+++ EXTRACTED INFORMATION +++
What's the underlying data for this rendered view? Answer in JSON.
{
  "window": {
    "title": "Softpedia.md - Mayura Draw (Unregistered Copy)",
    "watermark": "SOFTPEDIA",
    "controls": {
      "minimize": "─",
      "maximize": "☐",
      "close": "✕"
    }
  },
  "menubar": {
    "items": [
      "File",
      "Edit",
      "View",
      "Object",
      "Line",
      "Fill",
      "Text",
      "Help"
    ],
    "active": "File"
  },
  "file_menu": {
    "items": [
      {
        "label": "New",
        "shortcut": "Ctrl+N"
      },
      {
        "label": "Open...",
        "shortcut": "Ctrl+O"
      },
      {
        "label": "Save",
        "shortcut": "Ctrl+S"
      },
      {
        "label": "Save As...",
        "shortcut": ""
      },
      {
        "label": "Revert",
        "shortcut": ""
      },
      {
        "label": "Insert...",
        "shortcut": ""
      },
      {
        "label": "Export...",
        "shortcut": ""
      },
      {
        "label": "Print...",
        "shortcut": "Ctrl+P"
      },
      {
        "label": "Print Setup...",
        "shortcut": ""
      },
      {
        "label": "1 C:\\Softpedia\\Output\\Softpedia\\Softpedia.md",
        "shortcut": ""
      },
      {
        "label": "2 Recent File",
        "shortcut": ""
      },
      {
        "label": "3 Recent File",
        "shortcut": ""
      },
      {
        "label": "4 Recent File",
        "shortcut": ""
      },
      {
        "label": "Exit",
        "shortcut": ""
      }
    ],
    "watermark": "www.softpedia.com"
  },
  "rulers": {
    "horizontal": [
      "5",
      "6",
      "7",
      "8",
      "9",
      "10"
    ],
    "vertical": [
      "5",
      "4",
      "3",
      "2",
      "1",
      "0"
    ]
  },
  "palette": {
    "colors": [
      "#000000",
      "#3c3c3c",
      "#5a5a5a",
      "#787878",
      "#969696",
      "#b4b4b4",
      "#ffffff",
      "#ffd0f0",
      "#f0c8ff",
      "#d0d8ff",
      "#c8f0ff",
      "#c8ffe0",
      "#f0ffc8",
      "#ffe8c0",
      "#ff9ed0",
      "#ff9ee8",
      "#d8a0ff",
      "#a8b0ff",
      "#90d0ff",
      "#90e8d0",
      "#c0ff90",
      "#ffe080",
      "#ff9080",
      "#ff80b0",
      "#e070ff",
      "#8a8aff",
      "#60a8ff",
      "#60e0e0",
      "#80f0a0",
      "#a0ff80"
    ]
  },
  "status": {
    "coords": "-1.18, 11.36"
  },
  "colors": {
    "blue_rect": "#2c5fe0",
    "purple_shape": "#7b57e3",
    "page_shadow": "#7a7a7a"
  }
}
+++
_GIVEN REQUEST_
Can you restate every record above word for word?

_CORRECT RESULT_
What's the underlying data for this rendered view? Answer in JSON.
{
  "window": {
    "title": "Softpedia.md - Mayura Draw (Unregistered Copy)",
    "watermark": "SOFTPEDIA",
    "controls": {
      "minimize": "─",
      "maximize": "☐",
      "close": "✕"
    }
  },
  "menubar": {
    "items": [
      "File",
      "Edit",
      "View",
      "Object",
      "Line",
      "Fill",
      "Text",
      "Help"
    ],
    "active": "File"
  },
  "file_menu": {
    "items": [
      {
        "label": "New",
        "shortcut": "Ctrl+N"
      },
      {
        "label": "Open...",
        "shortcut": "Ctrl+O"
      },
      {
        "label": "Save",
        "shortcut": "Ctrl+S"
      },
      {
        "label": "Save As...",
        "shortcut": ""
      },
      {
        "label": "Revert",
        "shortcut": ""
      },
      {
        "label": "Insert...",
        "shortcut": ""
      },
      {
        "label": "Export...",
        "shortcut": ""
      },
      {
        "label": "Print...",
        "shortcut": "Ctrl+P"
      },
      {
        "label": "Print Setup...",
        "shortcut": ""
      },
      {
        "label": "1 C:\\Softpedia\\Output\\Softpedia\\Softpedia.md",
        "shortcut": ""
      },
      {
        "label": "2 Recent File",
        "shortcut": ""
      },
      {
        "label": "3 Recent File",
        "shortcut": ""
      },
      {
        "label": "4 Recent File",
        "shortcut": ""
      },
      {
        "label": "Exit",
        "shortcut": ""
      }
    ],
    "watermark": "www.softpedia.com"
  },
  "rulers": {
    "horizontal": [
      "5",
      "6",
      "7",
      "8",
      "9",
      "10"
    ],
    "vertical": [
      "5",
      "4",
      "3",
      "2",
      "1",
      "0"
    ]
  },
  "palette": {
    "colors": [
      "#000000",
      "#3c3c3c",
      "#5a5a5a",
      "#787878",
      "#969696",
      "#b4b4b4",
      "#ffffff",
      "#ffd0f0",
      "#f0c8ff",
      "#d0d8ff",
      "#c8f0ff",
      "#c8ffe0",
      "#f0ffc8",
      "#ffe8c0",
      "#ff9ed0",
      "#ff9ee8",
      "#d8a0ff",
      "#a8b0ff",
      "#90d0ff",
      "#90e8d0",
      "#c0ff90",
      "#ffe080",
      "#ff9080",
      "#ff80b0",
      "#e070ff",
      "#8a8aff",
      "#60a8ff",
      "#60e0e0",
      "#80f0a0",
      "#a0ff80"
    ]
  },
  "status": {
    "coords": "-1.18, 11.36"
  },
  "colors": {
    "blue_rect": "#2c5fe0",
    "purple_shape": "#7b57e3",
    "page_shadow": "#7a7a7a"
  }
}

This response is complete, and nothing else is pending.